▶ Exercise material
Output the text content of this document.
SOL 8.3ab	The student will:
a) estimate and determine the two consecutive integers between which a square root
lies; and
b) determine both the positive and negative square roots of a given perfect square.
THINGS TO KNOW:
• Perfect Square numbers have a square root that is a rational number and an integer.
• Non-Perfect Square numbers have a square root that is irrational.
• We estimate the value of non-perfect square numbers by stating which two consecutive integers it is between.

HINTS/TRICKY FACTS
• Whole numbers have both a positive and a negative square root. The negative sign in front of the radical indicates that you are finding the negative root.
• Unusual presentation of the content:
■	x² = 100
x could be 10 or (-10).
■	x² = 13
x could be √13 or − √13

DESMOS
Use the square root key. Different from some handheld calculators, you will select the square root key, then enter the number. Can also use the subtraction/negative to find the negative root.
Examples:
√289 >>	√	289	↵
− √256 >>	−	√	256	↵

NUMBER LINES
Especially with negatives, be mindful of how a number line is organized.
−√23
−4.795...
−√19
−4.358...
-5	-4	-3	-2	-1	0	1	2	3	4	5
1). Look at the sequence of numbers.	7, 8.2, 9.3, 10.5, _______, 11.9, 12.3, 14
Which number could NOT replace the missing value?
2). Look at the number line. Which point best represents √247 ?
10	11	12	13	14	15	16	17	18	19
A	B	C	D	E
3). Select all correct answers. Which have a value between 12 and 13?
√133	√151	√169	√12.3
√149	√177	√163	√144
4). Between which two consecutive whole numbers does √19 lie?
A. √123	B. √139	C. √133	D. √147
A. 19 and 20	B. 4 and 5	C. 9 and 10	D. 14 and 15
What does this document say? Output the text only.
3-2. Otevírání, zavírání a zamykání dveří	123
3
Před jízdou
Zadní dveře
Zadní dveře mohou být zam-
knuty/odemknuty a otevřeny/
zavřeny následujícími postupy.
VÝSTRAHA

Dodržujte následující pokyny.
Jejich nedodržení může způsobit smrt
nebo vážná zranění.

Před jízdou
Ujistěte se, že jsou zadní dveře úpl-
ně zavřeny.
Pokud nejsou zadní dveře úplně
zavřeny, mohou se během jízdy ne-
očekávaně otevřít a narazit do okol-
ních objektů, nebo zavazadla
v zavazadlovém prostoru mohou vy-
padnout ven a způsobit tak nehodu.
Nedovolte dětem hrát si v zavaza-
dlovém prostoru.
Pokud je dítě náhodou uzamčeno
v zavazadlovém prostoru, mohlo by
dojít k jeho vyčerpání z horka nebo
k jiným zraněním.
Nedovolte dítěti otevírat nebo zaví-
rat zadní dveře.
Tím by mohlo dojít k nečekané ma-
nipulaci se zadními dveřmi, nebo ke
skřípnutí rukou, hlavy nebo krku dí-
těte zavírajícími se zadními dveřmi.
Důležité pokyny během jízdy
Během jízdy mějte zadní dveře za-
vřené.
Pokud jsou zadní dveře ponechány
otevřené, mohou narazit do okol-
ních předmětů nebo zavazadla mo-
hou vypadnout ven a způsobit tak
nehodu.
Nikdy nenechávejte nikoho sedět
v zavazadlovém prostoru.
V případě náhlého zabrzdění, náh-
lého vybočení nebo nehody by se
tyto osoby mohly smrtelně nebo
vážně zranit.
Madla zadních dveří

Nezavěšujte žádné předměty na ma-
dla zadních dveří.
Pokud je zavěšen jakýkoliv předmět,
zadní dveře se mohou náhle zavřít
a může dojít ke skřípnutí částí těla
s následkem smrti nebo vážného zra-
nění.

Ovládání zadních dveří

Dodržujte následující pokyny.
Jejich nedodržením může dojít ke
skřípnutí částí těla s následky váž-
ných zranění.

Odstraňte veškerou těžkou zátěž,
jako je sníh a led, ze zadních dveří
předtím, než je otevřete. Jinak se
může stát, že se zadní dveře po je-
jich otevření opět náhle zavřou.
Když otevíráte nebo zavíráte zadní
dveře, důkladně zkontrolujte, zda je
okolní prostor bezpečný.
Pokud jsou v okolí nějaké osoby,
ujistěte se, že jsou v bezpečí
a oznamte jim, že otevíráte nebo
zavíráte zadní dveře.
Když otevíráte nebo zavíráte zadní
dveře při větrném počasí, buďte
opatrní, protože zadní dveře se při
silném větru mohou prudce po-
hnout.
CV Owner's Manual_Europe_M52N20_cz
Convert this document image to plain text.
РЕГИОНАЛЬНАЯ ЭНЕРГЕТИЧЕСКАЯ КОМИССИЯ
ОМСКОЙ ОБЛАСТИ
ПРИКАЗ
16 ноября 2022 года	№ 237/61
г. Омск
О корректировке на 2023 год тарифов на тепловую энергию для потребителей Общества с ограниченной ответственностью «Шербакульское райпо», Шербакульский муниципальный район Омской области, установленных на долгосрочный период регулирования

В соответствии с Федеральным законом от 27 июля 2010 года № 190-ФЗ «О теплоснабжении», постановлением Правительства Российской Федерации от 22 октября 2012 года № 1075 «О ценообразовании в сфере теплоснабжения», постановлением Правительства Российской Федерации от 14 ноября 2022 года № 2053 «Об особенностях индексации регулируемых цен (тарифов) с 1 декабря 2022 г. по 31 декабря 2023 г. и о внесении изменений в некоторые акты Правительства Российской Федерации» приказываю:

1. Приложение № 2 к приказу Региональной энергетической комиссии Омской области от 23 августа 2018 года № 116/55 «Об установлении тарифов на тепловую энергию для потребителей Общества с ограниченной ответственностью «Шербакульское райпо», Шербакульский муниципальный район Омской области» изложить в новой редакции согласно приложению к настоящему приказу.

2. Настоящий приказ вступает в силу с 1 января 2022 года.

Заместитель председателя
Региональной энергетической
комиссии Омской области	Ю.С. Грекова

▶ Written problem
In the listing above, count each line that holds the string "тепловую". Give the number only.

▶ Result of the task
2